What you need to do: Below are some records; work out how many of their lines contain "JSON" and give the number only.

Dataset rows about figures
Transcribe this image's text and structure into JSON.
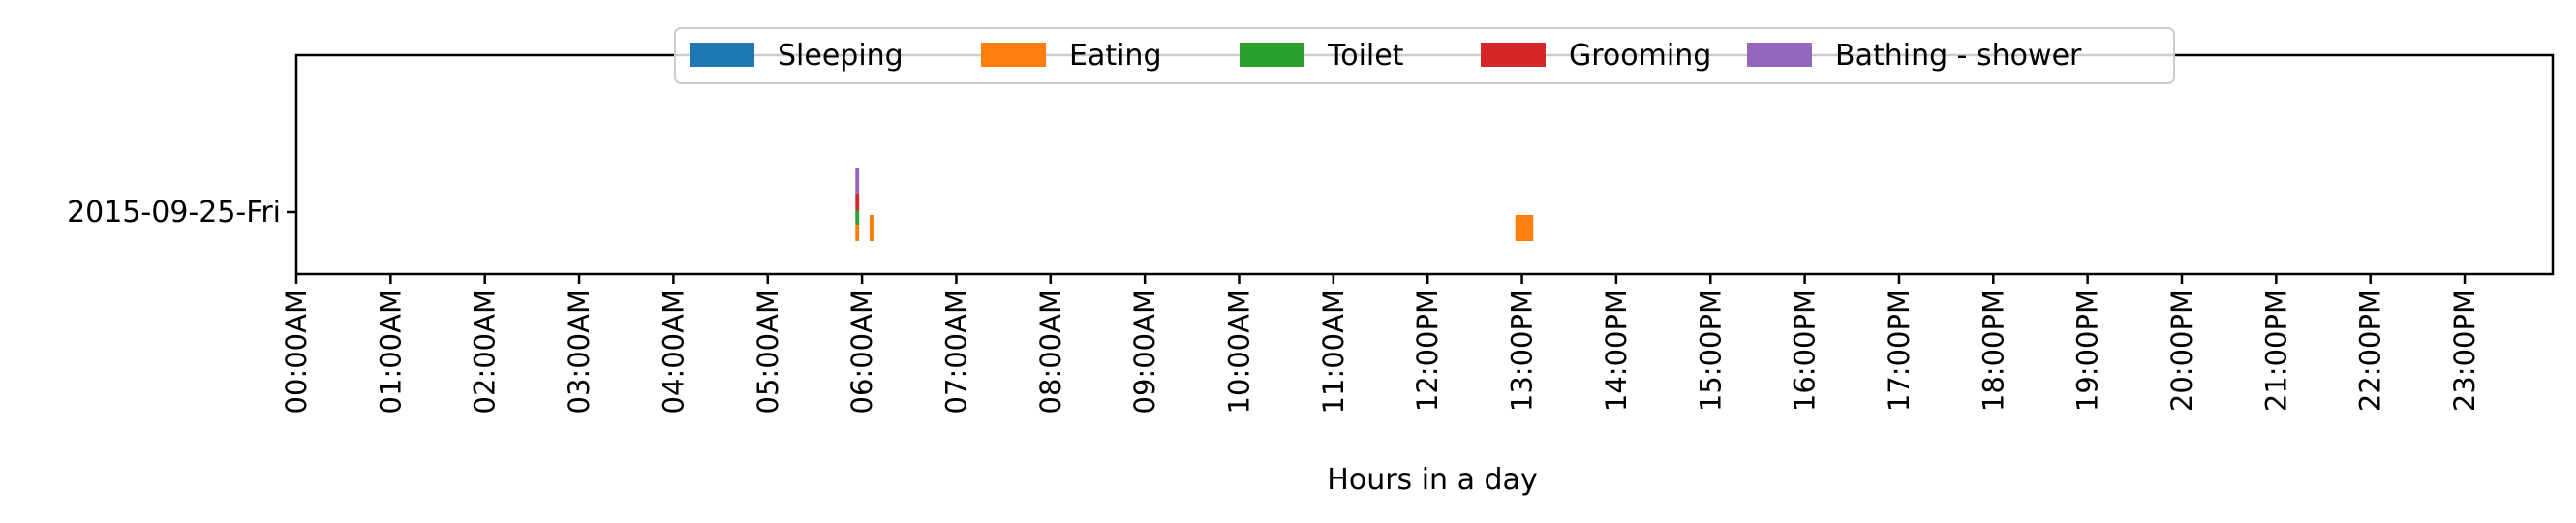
{
  "chart_data": {
    "type": "bar",
    "subtype": "horizontal-timeline",
    "title": "",
    "xlabel": "Hours in a day",
    "ylabel": "",
    "xlim_hours": [
      0,
      24
    ],
    "x_ticks": [
      "00:00AM",
      "01:00AM",
      "02:00AM",
      "03:00AM",
      "04:00AM",
      "05:00AM",
      "06:00AM",
      "07:00AM",
      "08:00AM",
      "09:00AM",
      "10:00AM",
      "11:00AM",
      "12:00PM",
      "13:00PM",
      "14:00PM",
      "15:00PM",
      "16:00PM",
      "17:00PM",
      "18:00PM",
      "19:00PM",
      "20:00PM",
      "21:00PM",
      "22:00PM",
      "23:00PM"
    ],
    "categories": [
      "2015-09-25-Fri"
    ],
    "grid": false,
    "legend_position": "top-center",
    "series": [
      {
        "name": "Sleeping",
        "color": "#1f77b4",
        "bars": []
      },
      {
        "name": "Eating",
        "color": "#ff7f0e",
        "bars": [
          {
            "day": "2015-09-25-Fri",
            "start": 5.93,
            "end": 5.97
          },
          {
            "day": "2015-09-25-Fri",
            "start": 6.08,
            "end": 6.13
          },
          {
            "day": "2015-09-25-Fri",
            "start": 12.93,
            "end": 13.12
          }
        ]
      },
      {
        "name": "Toilet",
        "color": "#2ca02c",
        "bars": [
          {
            "day": "2015-09-25-Fri",
            "start": 5.93,
            "end": 5.97
          }
        ]
      },
      {
        "name": "Grooming",
        "color": "#d62728",
        "bars": [
          {
            "day": "2015-09-25-Fri",
            "start": 5.93,
            "end": 5.97
          }
        ]
      },
      {
        "name": "Bathing - shower",
        "color": "#9467bd",
        "bars": [
          {
            "day": "2015-09-25-Fri",
            "start": 5.93,
            "end": 5.97
          }
        ]
      }
    ]
  }
}
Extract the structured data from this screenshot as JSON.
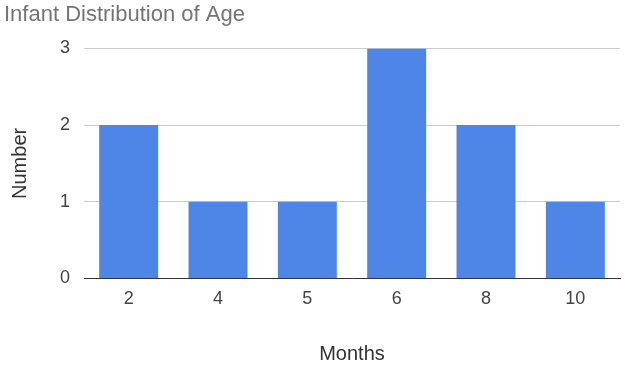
{
  "chart_data": {
    "type": "bar",
    "title": "Infant Distribution of Age",
    "x_label": "Months",
    "y_label": "Number",
    "categories": [
      "2",
      "4",
      "5",
      "6",
      "8",
      "10"
    ],
    "values": [
      2,
      1,
      1,
      3,
      2,
      1
    ],
    "color": "#4e86e8",
    "ylim": [
      0,
      3
    ],
    "yticks": [
      0,
      1,
      2,
      3
    ],
    "grid": true
  }
}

Task output: 2